**Selected passage:**
** start **

So again, guys, it’s I say blank, right?

I say we blank.

So like now, like I feel like it’s usually we like I don’t like I feel like it’s not

off like I wouldn’t say like I say I well, no, that’s not true.

If I’m making a plan, I could say like I say I pick up the cake at six and you go get the,

you know.




The party hats at seven and then right back here.

So it’s possible.

I take that back.


That’s just kind of you explaining what what should happen.


Mm hmm.


So you could say like I say she goes to dinner at five with your parents and then we pick

her up after.


Mm hmm.

But yeah, I think it’s a lot of times for like making plans like, oh, I say we but it

could be either.


So let’s show our listeners how it’s done in a role play and then we’ll go back and

we’ll break it down a little bit more.

Are we ready?

Let’s do it.


So here you and I are working on a school project.

Here we go.


So when do you think you’ll be done with the slides?


Do you like the blue or the pink slides?

I say we use pink because it pops more.

Well, that’s true.

Where should we put the pole?

I say we put it towards the end to really shock the audience.

Then we can ask for questions after.


All right.

So we had twice.

We use this in here.


Because in both cases, the person was asking for an opinion.



Mm hmm.





That’s it.

That’s a really a key here.

So if somebody is asking you your opinion about like what should be done.


Give this give this a try.

So like I said, do you like the blue or the pink slides?

And you said I say we use pink.


Because it pops more.

And what does that mean?

It pops more.

That’s a fun.


That’s fun.

It’s brighter.

It stands out.


You know, a good example of something that pops is hopefully our podcast cover.

All right.


That’s what I was thinking.

Oh, yeah.

You can’t miss it.


Yellow really pops.

It pops.

Like, you know, stands out.

So, um, I mean, you could have said when I said, do you like the blue or the pinks?

You could have said, I like the pinks or I think we should use pink.

Mm hmm.

I feel like this is shorter.


We use.


Save some time.

You mean saves.


It’s actually shorter to say.

Or you I mean, you could have said like like when I said, do you like blue or pink?

You could have just said pink because it pops more.

But right.

And you know, all of those are good options.

All good options.

You are different.


The point of the show, guys, is to give you vocabulary options.

You can choose depending on how it feels, the situation, who you’re talking to, where

you are.

But now you have options.

That’s the key.

And then you said, I said, where should we put the poll?

And you said again, I.

I say we put it towards the end to really shock the audience.


I like it again.

And it’s a firm, you know, again, there’s something admirable, especially at work.

I think, though, you know, to go back to that work conversation.

** end **

**To do:**
- 1) In the transcript on the phrase "I say we," what reason is given for using the pink slides?
- 2) Continue the transcript on the phrase "I say we" from its final sentence.

**Listing:**
** start **

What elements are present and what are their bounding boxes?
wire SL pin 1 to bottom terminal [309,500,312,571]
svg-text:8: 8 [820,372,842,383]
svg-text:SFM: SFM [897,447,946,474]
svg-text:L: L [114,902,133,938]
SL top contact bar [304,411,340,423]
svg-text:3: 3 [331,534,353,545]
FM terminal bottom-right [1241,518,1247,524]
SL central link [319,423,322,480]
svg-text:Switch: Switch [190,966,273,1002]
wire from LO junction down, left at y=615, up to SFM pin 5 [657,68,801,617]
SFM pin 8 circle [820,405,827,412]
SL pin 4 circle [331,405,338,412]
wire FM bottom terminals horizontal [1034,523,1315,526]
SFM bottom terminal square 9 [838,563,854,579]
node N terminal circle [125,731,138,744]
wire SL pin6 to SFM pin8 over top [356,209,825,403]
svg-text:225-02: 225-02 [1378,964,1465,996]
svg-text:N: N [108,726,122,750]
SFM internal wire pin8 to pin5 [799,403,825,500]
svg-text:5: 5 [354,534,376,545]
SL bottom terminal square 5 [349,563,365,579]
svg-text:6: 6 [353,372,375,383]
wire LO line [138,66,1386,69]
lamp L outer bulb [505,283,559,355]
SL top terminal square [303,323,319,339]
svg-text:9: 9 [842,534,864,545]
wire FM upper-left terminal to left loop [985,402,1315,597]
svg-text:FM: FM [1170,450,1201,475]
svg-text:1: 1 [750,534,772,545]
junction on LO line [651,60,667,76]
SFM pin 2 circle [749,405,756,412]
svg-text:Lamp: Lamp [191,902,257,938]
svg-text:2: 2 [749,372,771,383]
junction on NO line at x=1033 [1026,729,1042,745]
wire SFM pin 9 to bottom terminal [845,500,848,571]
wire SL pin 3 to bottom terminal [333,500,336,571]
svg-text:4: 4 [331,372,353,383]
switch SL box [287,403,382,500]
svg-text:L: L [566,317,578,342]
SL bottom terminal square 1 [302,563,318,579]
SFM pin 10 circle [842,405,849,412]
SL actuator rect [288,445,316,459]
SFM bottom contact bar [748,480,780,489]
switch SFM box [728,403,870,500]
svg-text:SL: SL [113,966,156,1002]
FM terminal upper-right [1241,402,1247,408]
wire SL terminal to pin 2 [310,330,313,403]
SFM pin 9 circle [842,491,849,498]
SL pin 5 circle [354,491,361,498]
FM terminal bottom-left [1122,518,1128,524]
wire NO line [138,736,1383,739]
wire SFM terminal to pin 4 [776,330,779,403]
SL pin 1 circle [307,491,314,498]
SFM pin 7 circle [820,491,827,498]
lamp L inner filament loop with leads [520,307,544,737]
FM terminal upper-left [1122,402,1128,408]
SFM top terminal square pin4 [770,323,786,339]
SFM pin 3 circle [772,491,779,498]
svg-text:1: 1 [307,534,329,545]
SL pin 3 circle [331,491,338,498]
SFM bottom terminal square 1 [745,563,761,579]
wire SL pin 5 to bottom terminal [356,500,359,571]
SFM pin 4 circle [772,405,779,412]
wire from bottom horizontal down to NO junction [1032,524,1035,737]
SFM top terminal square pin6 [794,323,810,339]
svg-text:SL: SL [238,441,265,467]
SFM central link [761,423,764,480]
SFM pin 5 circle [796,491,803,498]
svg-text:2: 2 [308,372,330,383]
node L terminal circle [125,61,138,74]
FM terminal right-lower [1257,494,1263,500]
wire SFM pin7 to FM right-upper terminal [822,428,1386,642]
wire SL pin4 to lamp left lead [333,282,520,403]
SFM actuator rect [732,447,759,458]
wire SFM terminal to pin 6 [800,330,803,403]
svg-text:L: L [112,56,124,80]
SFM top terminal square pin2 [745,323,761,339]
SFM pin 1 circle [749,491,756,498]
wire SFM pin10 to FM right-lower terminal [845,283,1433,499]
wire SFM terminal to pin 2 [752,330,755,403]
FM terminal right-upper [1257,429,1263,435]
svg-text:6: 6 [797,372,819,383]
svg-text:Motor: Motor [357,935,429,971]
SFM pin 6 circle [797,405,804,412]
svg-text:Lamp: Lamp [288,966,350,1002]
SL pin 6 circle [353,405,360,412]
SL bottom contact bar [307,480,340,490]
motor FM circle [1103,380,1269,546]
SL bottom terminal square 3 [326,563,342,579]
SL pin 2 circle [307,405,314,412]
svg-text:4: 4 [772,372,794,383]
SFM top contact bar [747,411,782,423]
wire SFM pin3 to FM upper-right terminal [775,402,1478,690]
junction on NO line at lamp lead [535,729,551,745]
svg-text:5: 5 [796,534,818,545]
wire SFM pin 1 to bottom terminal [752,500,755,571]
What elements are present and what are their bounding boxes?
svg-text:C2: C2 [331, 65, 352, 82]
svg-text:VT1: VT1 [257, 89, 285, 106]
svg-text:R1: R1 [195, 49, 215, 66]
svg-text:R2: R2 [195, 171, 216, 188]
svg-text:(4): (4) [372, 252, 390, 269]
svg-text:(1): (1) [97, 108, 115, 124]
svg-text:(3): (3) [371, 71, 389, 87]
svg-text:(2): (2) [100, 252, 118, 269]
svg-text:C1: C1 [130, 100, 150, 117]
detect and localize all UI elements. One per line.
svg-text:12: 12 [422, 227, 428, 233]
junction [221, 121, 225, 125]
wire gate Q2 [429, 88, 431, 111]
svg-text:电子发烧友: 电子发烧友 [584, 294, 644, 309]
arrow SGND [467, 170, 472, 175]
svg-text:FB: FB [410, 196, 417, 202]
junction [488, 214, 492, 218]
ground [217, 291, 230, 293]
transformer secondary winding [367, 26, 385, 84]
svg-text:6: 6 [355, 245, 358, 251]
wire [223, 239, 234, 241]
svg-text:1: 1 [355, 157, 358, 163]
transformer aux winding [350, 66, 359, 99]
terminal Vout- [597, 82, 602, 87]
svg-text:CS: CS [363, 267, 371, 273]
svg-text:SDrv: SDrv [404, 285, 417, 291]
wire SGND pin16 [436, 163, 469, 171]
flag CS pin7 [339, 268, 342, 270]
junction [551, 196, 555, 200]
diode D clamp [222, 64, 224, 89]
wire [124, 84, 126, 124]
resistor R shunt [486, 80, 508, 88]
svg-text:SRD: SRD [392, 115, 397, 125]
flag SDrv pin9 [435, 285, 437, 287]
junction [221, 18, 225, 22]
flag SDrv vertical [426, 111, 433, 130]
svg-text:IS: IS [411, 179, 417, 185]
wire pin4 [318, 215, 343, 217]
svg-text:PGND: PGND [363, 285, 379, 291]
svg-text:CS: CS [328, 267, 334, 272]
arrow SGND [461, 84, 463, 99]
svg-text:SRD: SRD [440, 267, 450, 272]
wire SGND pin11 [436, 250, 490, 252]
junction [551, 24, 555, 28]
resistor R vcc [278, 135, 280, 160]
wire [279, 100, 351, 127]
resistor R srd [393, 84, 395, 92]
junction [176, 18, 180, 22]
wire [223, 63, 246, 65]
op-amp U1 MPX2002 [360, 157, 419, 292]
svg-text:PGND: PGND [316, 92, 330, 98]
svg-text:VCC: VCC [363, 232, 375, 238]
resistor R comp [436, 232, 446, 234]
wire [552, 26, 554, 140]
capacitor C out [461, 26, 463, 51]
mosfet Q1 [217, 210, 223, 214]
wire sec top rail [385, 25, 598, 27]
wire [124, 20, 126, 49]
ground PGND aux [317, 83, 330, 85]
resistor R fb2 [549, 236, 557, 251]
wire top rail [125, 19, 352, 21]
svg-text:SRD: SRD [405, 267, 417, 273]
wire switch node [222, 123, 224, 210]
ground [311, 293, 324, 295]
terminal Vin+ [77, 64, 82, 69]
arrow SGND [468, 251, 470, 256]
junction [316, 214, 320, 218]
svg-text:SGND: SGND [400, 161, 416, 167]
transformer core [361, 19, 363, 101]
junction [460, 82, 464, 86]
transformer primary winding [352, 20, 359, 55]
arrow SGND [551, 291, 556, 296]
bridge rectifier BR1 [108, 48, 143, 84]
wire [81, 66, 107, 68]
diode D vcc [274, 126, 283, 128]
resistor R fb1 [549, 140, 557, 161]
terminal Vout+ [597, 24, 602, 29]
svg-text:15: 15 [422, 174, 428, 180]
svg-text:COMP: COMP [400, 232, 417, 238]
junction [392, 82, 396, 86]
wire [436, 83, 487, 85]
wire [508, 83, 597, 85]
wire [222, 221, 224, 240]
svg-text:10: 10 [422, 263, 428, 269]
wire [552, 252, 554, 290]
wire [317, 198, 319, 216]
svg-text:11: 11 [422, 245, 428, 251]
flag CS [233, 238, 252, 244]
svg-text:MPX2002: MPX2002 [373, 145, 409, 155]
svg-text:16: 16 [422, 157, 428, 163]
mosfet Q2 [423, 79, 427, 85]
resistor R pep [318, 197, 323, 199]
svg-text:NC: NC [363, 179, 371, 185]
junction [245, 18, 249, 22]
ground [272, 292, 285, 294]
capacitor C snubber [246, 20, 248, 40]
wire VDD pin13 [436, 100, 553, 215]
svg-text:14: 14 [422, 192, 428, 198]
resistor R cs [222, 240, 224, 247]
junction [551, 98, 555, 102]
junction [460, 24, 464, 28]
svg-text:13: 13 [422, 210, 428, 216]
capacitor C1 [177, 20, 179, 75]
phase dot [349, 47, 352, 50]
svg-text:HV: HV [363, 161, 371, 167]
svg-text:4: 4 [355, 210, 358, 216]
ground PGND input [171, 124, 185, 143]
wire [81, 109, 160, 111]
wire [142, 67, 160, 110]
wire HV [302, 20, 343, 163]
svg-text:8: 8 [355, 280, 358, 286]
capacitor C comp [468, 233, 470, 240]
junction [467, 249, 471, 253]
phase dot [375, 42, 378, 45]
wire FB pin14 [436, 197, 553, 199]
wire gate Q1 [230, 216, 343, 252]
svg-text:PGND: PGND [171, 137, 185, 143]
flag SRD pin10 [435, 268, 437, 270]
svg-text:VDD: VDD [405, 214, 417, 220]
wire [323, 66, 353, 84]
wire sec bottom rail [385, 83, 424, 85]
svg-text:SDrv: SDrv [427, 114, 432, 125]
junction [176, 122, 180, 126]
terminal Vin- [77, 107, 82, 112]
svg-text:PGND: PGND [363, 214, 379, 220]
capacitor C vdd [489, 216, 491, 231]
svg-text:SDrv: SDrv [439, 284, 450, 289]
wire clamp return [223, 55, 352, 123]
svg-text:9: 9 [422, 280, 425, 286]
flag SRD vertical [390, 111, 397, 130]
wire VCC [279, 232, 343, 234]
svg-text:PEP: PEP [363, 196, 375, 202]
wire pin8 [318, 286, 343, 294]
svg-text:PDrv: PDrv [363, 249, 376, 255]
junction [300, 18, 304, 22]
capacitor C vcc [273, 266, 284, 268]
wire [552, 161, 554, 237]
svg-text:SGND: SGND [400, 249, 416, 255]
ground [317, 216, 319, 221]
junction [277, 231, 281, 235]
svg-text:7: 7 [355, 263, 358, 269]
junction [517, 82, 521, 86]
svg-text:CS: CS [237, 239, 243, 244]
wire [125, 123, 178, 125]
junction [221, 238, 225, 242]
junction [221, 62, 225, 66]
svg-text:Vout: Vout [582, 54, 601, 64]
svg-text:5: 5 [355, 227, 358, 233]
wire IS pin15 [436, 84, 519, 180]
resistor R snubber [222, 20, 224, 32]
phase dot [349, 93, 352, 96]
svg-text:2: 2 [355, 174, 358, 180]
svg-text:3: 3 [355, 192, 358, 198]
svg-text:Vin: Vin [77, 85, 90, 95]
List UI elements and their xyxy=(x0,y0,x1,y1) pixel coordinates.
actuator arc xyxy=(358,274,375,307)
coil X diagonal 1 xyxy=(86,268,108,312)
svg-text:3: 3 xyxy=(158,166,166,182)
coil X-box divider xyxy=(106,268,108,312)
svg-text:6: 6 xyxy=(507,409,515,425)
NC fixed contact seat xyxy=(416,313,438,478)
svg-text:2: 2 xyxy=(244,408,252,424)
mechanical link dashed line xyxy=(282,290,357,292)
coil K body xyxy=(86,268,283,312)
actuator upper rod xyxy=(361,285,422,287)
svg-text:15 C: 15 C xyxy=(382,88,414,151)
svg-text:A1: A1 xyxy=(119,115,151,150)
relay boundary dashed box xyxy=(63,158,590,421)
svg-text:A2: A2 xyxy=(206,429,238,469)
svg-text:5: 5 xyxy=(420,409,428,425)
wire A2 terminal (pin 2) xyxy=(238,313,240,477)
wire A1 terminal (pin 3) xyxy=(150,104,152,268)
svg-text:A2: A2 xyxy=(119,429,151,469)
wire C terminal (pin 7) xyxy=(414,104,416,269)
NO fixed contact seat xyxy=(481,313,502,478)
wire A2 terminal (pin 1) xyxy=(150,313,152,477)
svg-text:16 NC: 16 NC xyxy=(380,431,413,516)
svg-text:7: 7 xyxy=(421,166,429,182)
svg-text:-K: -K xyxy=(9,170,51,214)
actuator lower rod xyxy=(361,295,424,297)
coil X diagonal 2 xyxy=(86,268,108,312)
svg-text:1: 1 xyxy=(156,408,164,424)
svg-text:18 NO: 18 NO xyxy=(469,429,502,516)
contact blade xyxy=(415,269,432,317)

** end **

**Expected outputs:**
- 1) Because pink pops more.

- 2)
This is business English, guys, because, again, your co-workers want to know that you have

an opinion.

The worst thing is when someone doesn’t have an opinion on something.

That means that they haven’t necessarily been paying attention to what works, what has worked


Let’s say for marketing, for example.


So you should have an opinion.

And it’s OK if people say, oh, no, that’s not going to work because but at least you

gave something to your co-workers in terms of an idea.




Yeah, I like that.


I just I like this kind of confident way of sharing your opinion, but not overly.

I mean, certainly if you said it like I say we do this.



But that changes it.

But I think just by the nature of the phrase, it’s not like that.

It’s not like that.

There’s something about it that’s friendly, but assertive at the same time.

So it’s a really nice way of saying what you want, being assertive, but not bossy.

I think.




I love it.


I mean, I think you summed it up perfectly.

Love it.

So good.

So, guys, don’t forget to hit follow on this podcast and then go over and find business

English from All Ears English.

We publish three days a week over there.

We’ve got tons of hand curated episodes just for your business English challenges, because

Michelle, we know that business English is a key part for career success for our listeners.

So to be able to pull out those episodes just focused on business is huge, don’t you think?

I totally agree, guys.

Definitely listen to the business English podcast.

And it’s also, you know, it’s it’s the same kind of format, right?


It’s going to it’s fun to listen to, like, it’s just focusing on business.

So I think you’ll really like it.


It’s it’s you and me on the mic, as always.

All the good stuff.

You know, there’s no reason why we have to be boring when we’re talking about business.

Business can still be fun because business is human beings.



Yeah, exactly.


So good.



All right.

I’ll talk to you soon.

You have a good day.

Bye, Lindsay.

You too.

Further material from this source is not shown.